▶ Information given

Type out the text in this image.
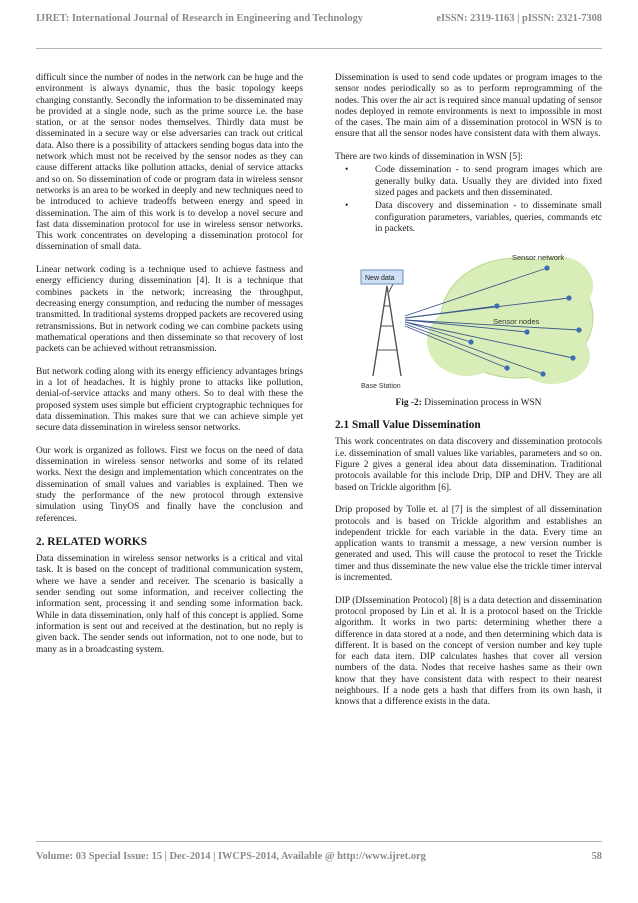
IJRET: International Journal of Research in Engineering and Technology	eISSN: 2319-1163 | pISSN: 2321-7308

difficult since the number of nodes in the network can be huge and the environment is always dynamic, thus the basic topology keeps changing constantly. Secondly the information to be disseminated may be provided at a single node, such as the prime source i.e. the base station, or at the sensor nodes themselves. Thirdly data must be disseminated in a secure way or else adversaries can track out critical data. Also there is a possibility of attackers sending bogus data into the network which must not be received by the sensor nodes as they can cause different attacks like pollution attacks, denial of service attacks and so on. So dissemination of code or program data in wireless sensor networks is an area to be worked in deeply and new techniques need to be introduced to achieve tradeoffs between energy and speed in dissemination. The aim of this work is to develop a novel secure and fast data dissemination protocol for use in wireless sensor networks. This work concentrates on developing a dissemination protocol for dissemination of small data.

Linear network coding is a technique used to achieve fastness and energy efficiency during dissemination [4]. It is a technique that combines packets in the network; increasing the throughput, decreasing energy consumption, and reducing the number of messages transmitted. In traditional systems dropped packets are recovered using retransmissions. But in network coding we can combine packets using mathematical operations and then disseminate so that recovery of lost packets can be achieved without retransmission.

But network coding along with its energy efficiency advantages brings in a lot of headaches. It is highly prone to attacks like pollution, denial-of-service attacks and many others. So to deal with these the proposed system uses simple but efficient cryptographic techniques for data dissemination. This makes sure that we can achieve simple yet secure data dissemination in wireless sensor networks.

Our work is organized as follows. First we focus on the need of data dissemination in wireless sensor networks and some of its related works. Next the design and implementation which concentrates on the dissemination of small values and variables is explained. Then we study the performance of the new protocol through extensive simulation using TinyOS and finally have the conclusion and references.

2. RELATED WORKS

Data dissemination in wireless sensor networks is a critical and vital task. It is based on the concept of traditional communication system, where we have a sender and receiver. The scenario is basically a sender sending out some information, and receiver collecting the information sent, processing it and sending some information back. While in data dissemination, only half of this concept is applied. Some information is sent out and received at the destination, but no reply is given back. The sender sends out information, not to one node, but to many as in a broadcasting system.

Dissemination is used to send code updates or program images to the sensor nodes periodically so as to perform reprogramming of the nodes. This over the air act is required since manual updating of sensor nodes deployed in remote environments is next to impossible in most of the cases. The main aim of a dissemination protocol in WSN is to ensure that all the sensor nodes have consistent data with them always.

There are two kinds of dissemination in WSN [5]:

• Code dissemination - to send program images which are generally bulky data. Usually they are divided into fixed sized pages and packets and then disseminated.
• Data discovery and dissemination - to disseminate small configuration parameters, variables, queries, commands etc in packets.
New data
Sensor network
Sensor nodes
Base Station
Fig -2: Dissemination process in WSN
2.1 Small Value Dissemination

This work concentrates on data discovery and dissemination protocols i.e. dissemination of small values like variables, parameters and so on. Figure 2 gives a general idea about data dissemination. Traditional protocols available for this include Drip, DIP and DHV. They are all based on Trickle algorithm [6].

Drip proposed by Tolle et. al [7] is the simplest of all dissemination protocols and is based on Trickle algorithm and establishes an independent trickle for each variable in the data. Every time an application wants to transmit a message, a new version number is generated and used. This will cause the protocol to reset the Trickle timer and thus disseminate the new value else the trickle timer interval is incremented.

DIP (DIssemination Protocol) [8] is a data detection and dissemination protocol proposed by Lin et al. It is a protocol based on the Trickle algorithm. It works in two parts: determining whether there a difference in data stored at a node, and then determining which data is different. It is based on the concept of version number and key tuple for each data item. DIP calculates hashes that cover all version numbers of the data. Nodes that receive hashes same as their own know that they have consistent data with respect to their nearest neighbours. If a node gets a hash that differs from its own hash, it knows that a difference exists in the data.

Volume: 03 Special Issue: 15 | Dec-2014 | IWCPS-2014, Available @ http://www.ijret.org	58
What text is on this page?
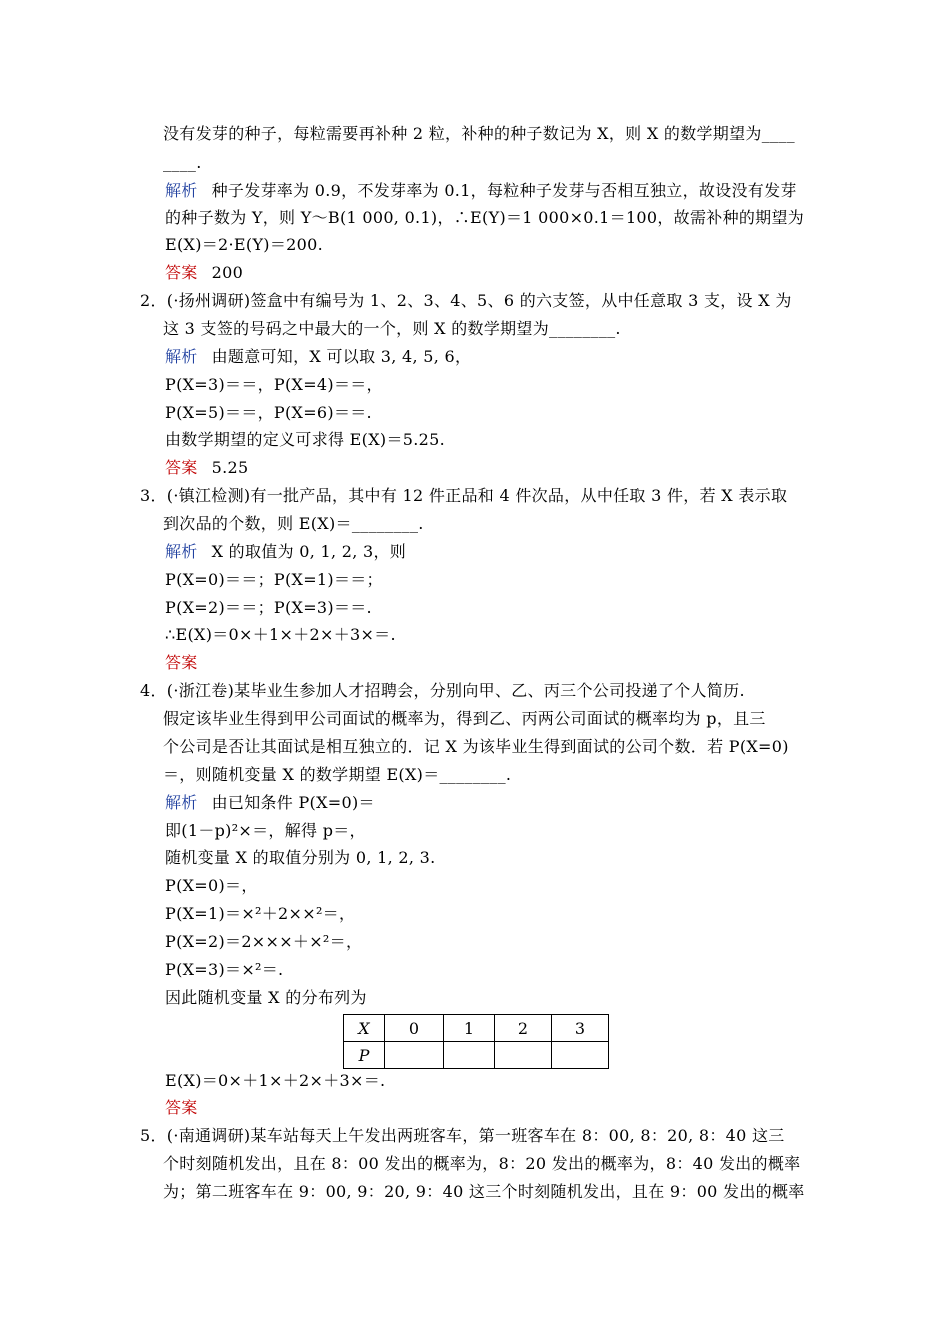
没有发芽的种子，每粒需要再补种 2 粒，补种的种子数记为 X，则 X 的数学期望为____
____.
解析 种子发芽率为 0.9，不发芽率为 0.1，每粒种子发芽与否相互独立，故设没有发芽
的种子数为 Y，则 Y～B(1 000, 0.1)，∴E(Y)＝1 000×0.1＝100，故需补种的期望为
E(X)＝2·E(Y)＝200.
答案 200
2．(·扬州调研)签盒中有编号为 1、2、3、4、5、6 的六支签，从中任意取 3 支，设 X 为
这 3 支签的号码之中最大的一个，则 X 的数学期望为________.
解析 由题意可知，X 可以取 3, 4, 5, 6，
P(X=3)＝＝，P(X=4)＝＝，
P(X=5)＝＝，P(X=6)＝＝.
由数学期望的定义可求得 E(X)＝5.25.
答案 5.25
3．(·镇江检测)有一批产品，其中有 12 件正品和 4 件次品，从中任取 3 件，若 X 表示取
到次品的个数，则 E(X)＝________.
解析 X 的取值为 0, 1, 2, 3，则
P(X=0)＝＝；P(X=1)＝＝；
P(X=2)＝＝；P(X=3)＝＝.
∴E(X)＝0×＋1×＋2×＋3×＝.
答案
4．(·浙江卷)某毕业生参加人才招聘会，分别向甲、乙、丙三个公司投递了个人简历.
假定该毕业生得到甲公司面试的概率为，得到乙、丙两公司面试的概率均为 p，且三
个公司是否让其面试是相互独立的．记 X 为该毕业生得到面试的公司个数．若 P(X=0)
＝，则随机变量 X 的数学期望 E(X)＝________.
解析 由已知条件 P(X=0)＝
即(1－p)²×＝，解得 p＝，
随机变量 X 的取值分别为 0, 1, 2, 3.
P(X=0)＝，
P(X=1)＝×²＋2××²＝，
P(X=2)＝2×××＋×²＝，
P(X=3)＝×²＝.
因此随机变量 X 的分布列为
X	0	1	2	3
P				
E(X)＝0×＋1×＋2×＋3×＝.
答案
5．(·南通调研)某车站每天上午发出两班客车，第一班客车在 8：00, 8：20, 8：40 这三
个时刻随机发出，且在 8：00 发出的概率为，8：20 发出的概率为，8：40 发出的概率
为；第二班客车在 9：00, 9：20, 9：40 这三个时刻随机发出，且在 9：00 发出的概率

▶ Aim
Write out every line of the preceding listing that contains "discovery".

▶ Answer to this problem
• Data discovery and dissemination - to disseminate small configuration parameters, variables, queries, commands etc in packets.
This work concentrates on data discovery and dissemination protocols i.e. dissemination of small values like variables, parameters and so on. Figure 2 gives a general idea about data dissemination. Traditional protocols available for this include Drip, DIP and DHV. They are all based on Trickle algorithm [6].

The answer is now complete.